- **Information supplied**:
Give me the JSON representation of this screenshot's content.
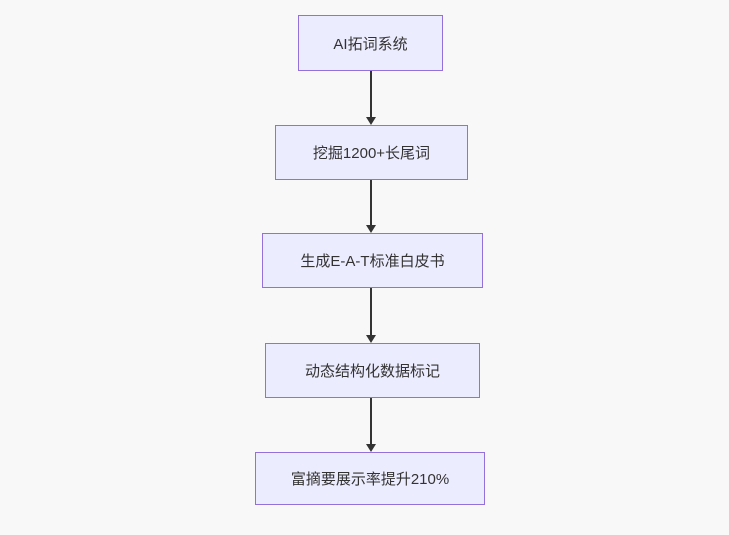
{
  "diagram": {
    "type": "flowchart",
    "direction": "top-down",
    "nodes": [
      {
        "id": "A",
        "label": "AI拓词系统"
      },
      {
        "id": "B",
        "label": "挖掘1200+长尾词"
      },
      {
        "id": "C",
        "label": "生成E-A-T标准白皮书"
      },
      {
        "id": "D",
        "label": "动态结构化数据标记"
      },
      {
        "id": "E",
        "label": "富摘要展示率提升210%"
      }
    ],
    "edges": [
      {
        "from": "A",
        "to": "B"
      },
      {
        "from": "B",
        "to": "C"
      },
      {
        "from": "C",
        "to": "D"
      },
      {
        "from": "D",
        "to": "E"
      }
    ],
    "colors": {
      "node_fill": "#ECECFF",
      "node_border": "#9370DB",
      "arrow": "#333333",
      "text": "#333333",
      "background": "#f8f8f8"
    }
  }
}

- **Instructions for the task**:
Omitting all images, print the listing exactly.

- **Result of this task**:
Give me the JSON representation of this screenshot's content.
{
  "diagram": {
    "type": "flowchart",
    "direction": "top-down",
    "nodes": [
      {
        "id": "A",
        "label": "AI拓词系统"
      },
      {
        "id": "B",
        "label": "挖掘1200+长尾词"
      },
      {
        "id": "C",
        "label": "生成E-A-T标准白皮书"
      },
      {
        "id": "D",
        "label": "动态结构化数据标记"
      },
      {
        "id": "E",
        "label": "富摘要展示率提升210%"
      }
    ],
    "edges": [
      {
        "from": "A",
        "to": "B"
      },
      {
        "from": "B",
        "to": "C"
      },
      {
        "from": "C",
        "to": "D"
      },
      {
        "from": "D",
        "to": "E"
      }
    ],
    "colors": {
      "node_fill": "#ECECFF",
      "node_border": "#9370DB",
      "arrow": "#333333",
      "text": "#333333",
      "background": "#f8f8f8"
    }
  }
}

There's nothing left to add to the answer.